RAW DATA –
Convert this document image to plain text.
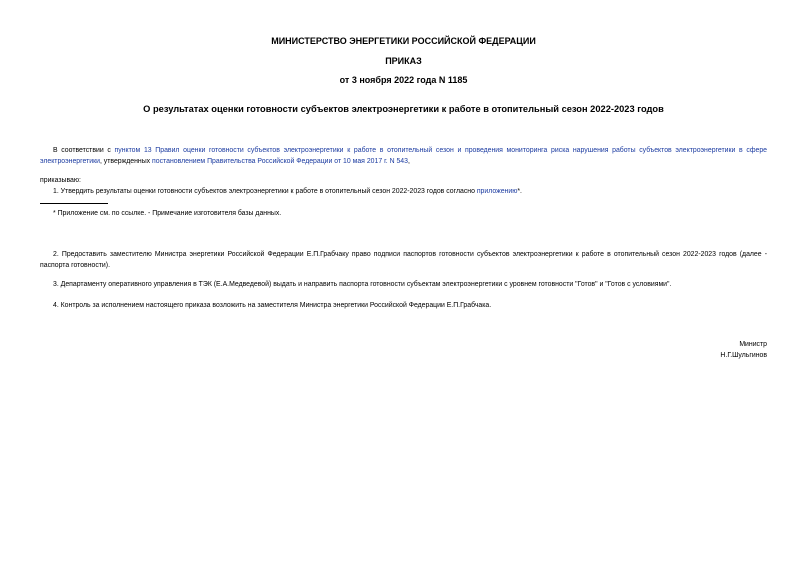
МИНИСТЕРСТВО ЭНЕРГЕТИКИ РОССИЙСКОЙ ФЕДЕРАЦИИ
ПРИКАЗ
от 3 ноября 2022 года N 1185
О результатах оценки готовности субъектов электроэнергетики к работе в отопительный сезон 2022-2023 годов
В соответствии с пунктом 13 Правил оценки готовности субъектов электроэнергетики к работе в отопительный сезон и проведения мониторинга риска нарушения работы субъектов электроэнергетики в сфере электроэнергетики, утвержденных постановлением Правительства Российской Федерации от 10 мая 2017 г. N 543,
приказываю:
1. Утвердить результаты оценки готовности субъектов электроэнергетики к работе в отопительный сезон 2022-2023 годов согласно приложению*.
* Приложение см. по ссылке. - Примечание изготовителя базы данных.
2. Предоставить заместителю Министра энергетики Российской Федерации Е.П.Грабчаку право подписи паспортов готовности субъектов электроэнергетики к работе в отопительный сезон 2022-2023 годов (далее - паспорта готовности).
3. Департаменту оперативного управления в ТЭК (Е.А.Медведевой) выдать и направить паспорта готовности субъектам электроэнергетики с уровнем готовности "Готов" и "Готов с условиями".
4. Контроль за исполнением настоящего приказа возложить на заместителя Министра энергетики Российской Федерации Е.П.Грабчака.
Министр
Н.Г.Шульгинов
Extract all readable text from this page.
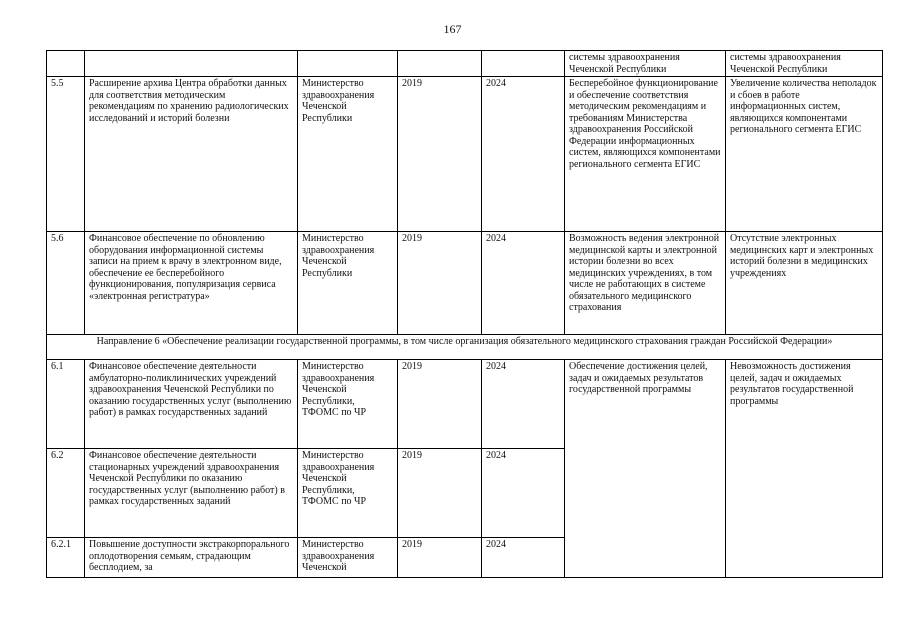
167
					системы здравоохранения Чеченской Республики	системы здравоохранения Чеченской Республики
5.5	Расширение архива Центра обработки данных для соответствия методическим рекомендациям по хранению радиологических исследований и историй болезни	Министерство здравоохранения Чеченской Республики	2019	2024	Бесперебойное функционирование и обеспечение соответствия методическим рекомендациям и требованиям Министерства здравоохранения Российской Федерации информационных систем, являющихся компонентами регионального сегмента ЕГИС	Увеличение количества неполадок и сбоев в работе информационных систем, являющихся компонентами регионального сегмента ЕГИС
5.6	Финансовое обеспечение по обновлению оборудования информационной системы записи на прием к врачу в электронном виде, обеспечение ее бесперебойного функционирования, популяризация сервиса «электронная регистратура»	Министерство здравоохранения Чеченской Республики	2019	2024	Возможность ведения электронной медицинской карты и электронной истории болезни во всех медицинских учреждениях, в том числе не работающих в системе обязательного медицинского страхования	Отсутствие электронных медицинских карт и электронных историй болезни в медицинских учреждениях
Направление 6 «Обеспечение реализации государственной программы, в том числе организация обязательного медицинского страхования граждан Российской Федерации»						
6.1	Финансовое обеспечение деятельности амбулаторно-поликлинических учреждений здравоохранения Чеченской Республики по оказанию государственных услуг (выполнению работ) в рамках государственных заданий	Министерство здравоохранения Чеченской Республики, ТФОМС по ЧР	2019	2024	Обеспечение достижения целей, задач и ожидаемых результатов государственной программы	Невозможность достижения целей, задач и ожидаемых результатов государственной программы
6.2	Финансовое обеспечение деятельности стационарных учреждений здравоохранения Чеченской Республики по оказанию государственных услуг (выполнению работ) в рамках государственных заданий	Министерство здравоохранения Чеченской Республики, ТФОМС по ЧР	2019	2024		
6.2.1	Повышение доступности экстракорпорального оплодотворения семьям, страдающим бесплодием, за	Министерство здравоохранения Чеченской	2019	2024		
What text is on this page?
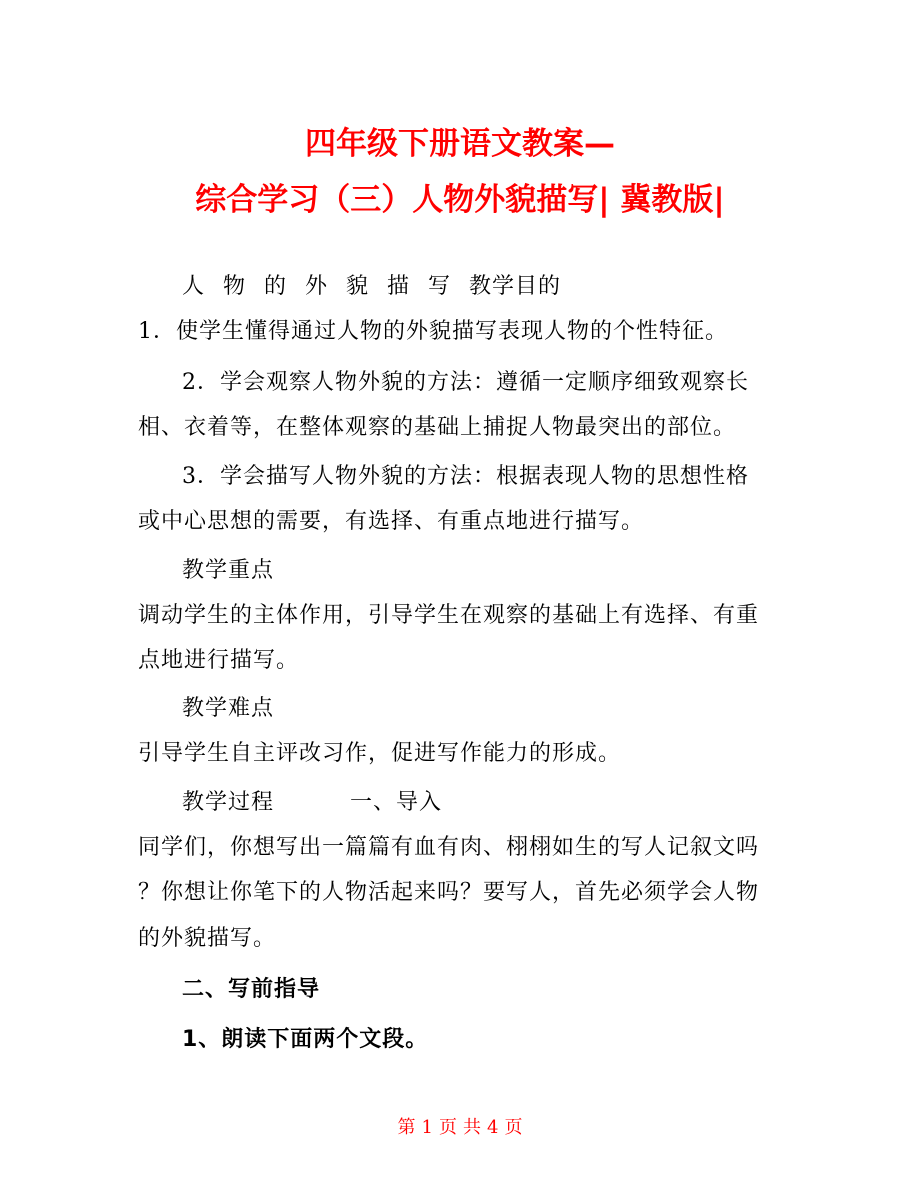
四年级下册语文教案—
综合学习（三）人物外貌描写| 冀教版|
人物的外貌描写教学目的
1．使学生懂得通过人物的外貌描写表现人物的个性特征。
2．学会观察人物外貌的方法：遵循一定顺序细致观察长
相、衣着等，在整体观察的基础上捕捉人物最突出的部位。
3．学会描写人物外貌的方法：根据表现人物的思想性格
或中心思想的需要，有选择、有重点地进行描写。
教学重点
调动学生的主体作用，引导学生在观察的基础上有选择、有重
点地进行描写。
教学难点
引导学生自主评改习作，促进写作能力的形成。
教学过程	一、导入
同学们，你想写出一篇篇有血有肉、栩栩如生的写人记叙文吗
？你想让你笔下的人物活起来吗？要写人，首先必须学会人物
的外貌描写。
二、写前指导
1、朗读下面两个文段。
第 1 页 共 4 页
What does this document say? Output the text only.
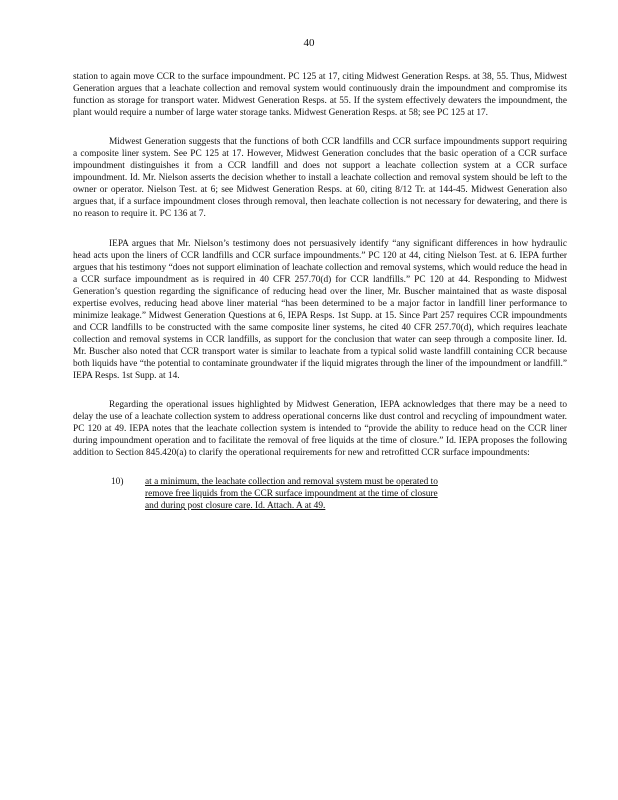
40

station to again move CCR to the surface impoundment. PC 125 at 17, citing Midwest Generation Resps. at 38, 55. Thus, Midwest Generation argues that a leachate collection and removal system would continuously drain the impoundment and compromise its function as storage for transport water. Midwest Generation Resps. at 55. If the system effectively dewaters the impoundment, the plant would require a number of large water storage tanks. Midwest Generation Resps. at 58; see PC 125 at 17.

Midwest Generation suggests that the functions of both CCR landfills and CCR surface impoundments support requiring a composite liner system. See PC 125 at 17. However, Midwest Generation concludes that the basic operation of a CCR surface impoundment distinguishes it from a CCR landfill and does not support a leachate collection system at a CCR surface impoundment. Id. Mr. Nielson asserts the decision whether to install a leachate collection and removal system should be left to the owner or operator. Nielson Test. at 6; see Midwest Generation Resps. at 60, citing 8/12 Tr. at 144-45. Midwest Generation also argues that, if a surface impoundment closes through removal, then leachate collection is not necessary for dewatering, and there is no reason to require it. PC 136 at 7.

IEPA argues that Mr. Nielson’s testimony does not persuasively identify “any significant differences in how hydraulic head acts upon the liners of CCR landfills and CCR surface impoundments.” PC 120 at 44, citing Nielson Test. at 6. IEPA further argues that his testimony “does not support elimination of leachate collection and removal systems, which would reduce the head in a CCR surface impoundment as is required in 40 CFR 257.70(d) for CCR landfills.” PC 120 at 44. Responding to Midwest Generation’s question regarding the significance of reducing head over the liner, Mr. Buscher maintained that as waste disposal expertise evolves, reducing head above liner material “has been determined to be a major factor in landfill liner performance to minimize leakage.” Midwest Generation Questions at 6, IEPA Resps. 1st Supp. at 15. Since Part 257 requires CCR impoundments and CCR landfills to be constructed with the same composite liner systems, he cited 40 CFR 257.70(d), which requires leachate collection and removal systems in CCR landfills, as support for the conclusion that water can seep through a composite liner. Id. Mr. Buscher also noted that CCR transport water is similar to leachate from a typical solid waste landfill containing CCR because both liquids have “the potential to contaminate groundwater if the liquid migrates through the liner of the impoundment or landfill.” IEPA Resps. 1st Supp. at 14.

Regarding the operational issues highlighted by Midwest Generation, IEPA acknowledges that there may be a need to delay the use of a leachate collection system to address operational concerns like dust control and recycling of impoundment water. PC 120 at 49. IEPA notes that the leachate collection system is intended to “provide the ability to reduce head on the CCR liner during impoundment operation and to facilitate the removal of free liquids at the time of closure.” Id. IEPA proposes the following addition to Section 845.420(a) to clarify the operational requirements for new and retrofitted CCR surface impoundments:

10) at a minimum, the leachate collection and removal system must be operated to
remove free liquids from the CCR surface impoundment at the time of closure
and during post closure care. Id. Attach. A at 49.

YOUR OBJECTIVE –
Pull out every line of the records that includes the string "through".

PROBLEM SOLUTION –
Midwest Generation suggests that the functions of both CCR landfills and CCR surface impoundments support requiring a composite liner system. See PC 125 at 17. However, Midwest Generation concludes that the basic operation of a CCR surface impoundment distinguishes it from a CCR landfill and does not support a leachate collection system at a CCR surface impoundment. Id. Mr. Nielson asserts the decision whether to install a leachate collection and removal system should be left to the owner or operator. Nielson Test. at 6; see Midwest Generation Resps. at 60, citing 8/12 Tr. at 144-45. Midwest Generation also argues that, if a surface impoundment closes through removal, then leachate collection is not necessary for dewatering, and there is no reason to require it. PC 136 at 7.
IEPA argues that Mr. Nielson’s testimony does not persuasively identify “any significant differences in how hydraulic head acts upon the liners of CCR landfills and CCR surface impoundments.” PC 120 at 44, citing Nielson Test. at 6. IEPA further argues that his testimony “does not support elimination of leachate collection and removal systems, which would reduce the head in a CCR surface impoundment as is required in 40 CFR 257.70(d) for CCR landfills.” PC 120 at 44. Responding to Midwest Generation’s question regarding the significance of reducing head over the liner, Mr. Buscher maintained that as waste disposal expertise evolves, reducing head above liner material “has been determined to be a major factor in landfill liner performance to minimize leakage.” Midwest Generation Questions at 6, IEPA Resps. 1st Supp. at 15. Since Part 257 requires CCR impoundments and CCR landfills to be constructed with the same composite liner systems, he cited 40 CFR 257.70(d), which requires leachate collection and removal systems in CCR landfills, as support for the conclusion that water can seep through a composite liner. Id. Mr. Buscher also noted that CCR transport water is similar to leachate from a typical solid waste landfill containing CCR because both liquids have “the potential to contaminate groundwater if the liquid migrates through the liner of the impoundment or landfill.” IEPA Resps. 1st Supp. at 14.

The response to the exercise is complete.